- **GOAL**
Search the material for "name" and show all lines that contain it.

- **INPUT RECORDS**
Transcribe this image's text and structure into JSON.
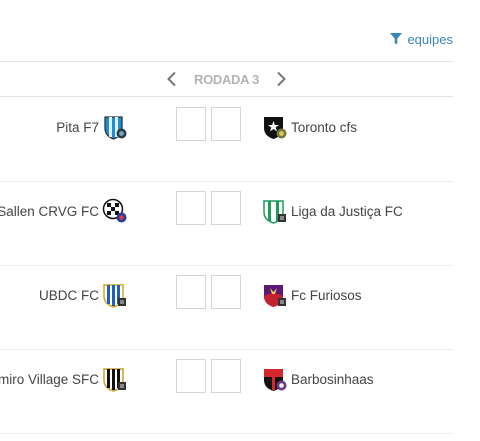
{
  "filter": {
    "label": "equipes",
    "icon": "filter-icon",
    "color": "#3a86b8"
  },
  "round": {
    "title": "RODADA 3",
    "prev_icon": "chevron-left-icon",
    "next_icon": "chevron-right-icon"
  },
  "matches": [
    {
      "home": {
        "name": "Pita F7",
        "crest": "pita-crest"
      },
      "home_score": "",
      "away_score": "",
      "away": {
        "name": "Toronto cfs",
        "crest": "toronto-crest"
      }
    },
    {
      "home": {
        "name": "Sallen CRVG FC",
        "crest": "sallen-crest"
      },
      "home_score": "",
      "away_score": "",
      "away": {
        "name": "Liga da Justiça FC",
        "crest": "liga-crest"
      }
    },
    {
      "home": {
        "name": "UBDC FC",
        "crest": "ubdc-crest"
      },
      "home_score": "",
      "away_score": "",
      "away": {
        "name": "Fc Furiosos",
        "crest": "furiosos-crest"
      }
    },
    {
      "home": {
        "name": "Belmiro Village SFC",
        "crest": "belmiro-crest"
      },
      "home_score": "",
      "away_score": "",
      "away": {
        "name": "Barbosinhaas",
        "crest": "barbosinhaas-crest"
      }
    }
  ]
}
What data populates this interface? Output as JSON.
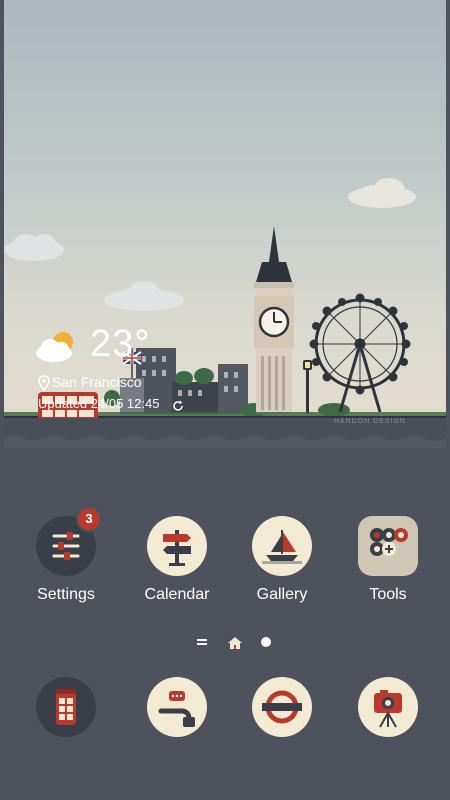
{
  "weather": {
    "temperature": "23°",
    "location": "San Francisco",
    "updated": "Updated 24/05 12:45",
    "condition_icon": "partly-cloudy-icon"
  },
  "scene": {
    "watermark": "HANDON DESIGN"
  },
  "apps": [
    {
      "label": "Settings",
      "icon": "settings-sliders-icon",
      "badge": "3"
    },
    {
      "label": "Calendar",
      "icon": "signpost-icon"
    },
    {
      "label": "Gallery",
      "icon": "sailboat-icon"
    },
    {
      "label": "Tools",
      "icon": "folder-icon"
    }
  ],
  "dock": [
    {
      "icon": "phone-booth-icon"
    },
    {
      "icon": "pipe-chat-icon"
    },
    {
      "icon": "underground-logo-icon"
    },
    {
      "icon": "camera-tripod-icon"
    }
  ],
  "page_indicator": {
    "pages": [
      "menu",
      "home",
      "dot"
    ],
    "current": "home"
  },
  "colors": {
    "background": "#4e525d",
    "accent_red": "#b93a2d",
    "cream": "#f3ead3"
  }
}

- **WORKED ANSWER**
        "name": "Pita F7",
        "name": "Toronto cfs",
        "name": "Sallen CRVG FC",
        "name": "Liga da Justiça FC",
        "name": "UBDC FC",
        "name": "Fc Furiosos",
        "name": "Belmiro Village SFC",
        "name": "Barbosinhaas",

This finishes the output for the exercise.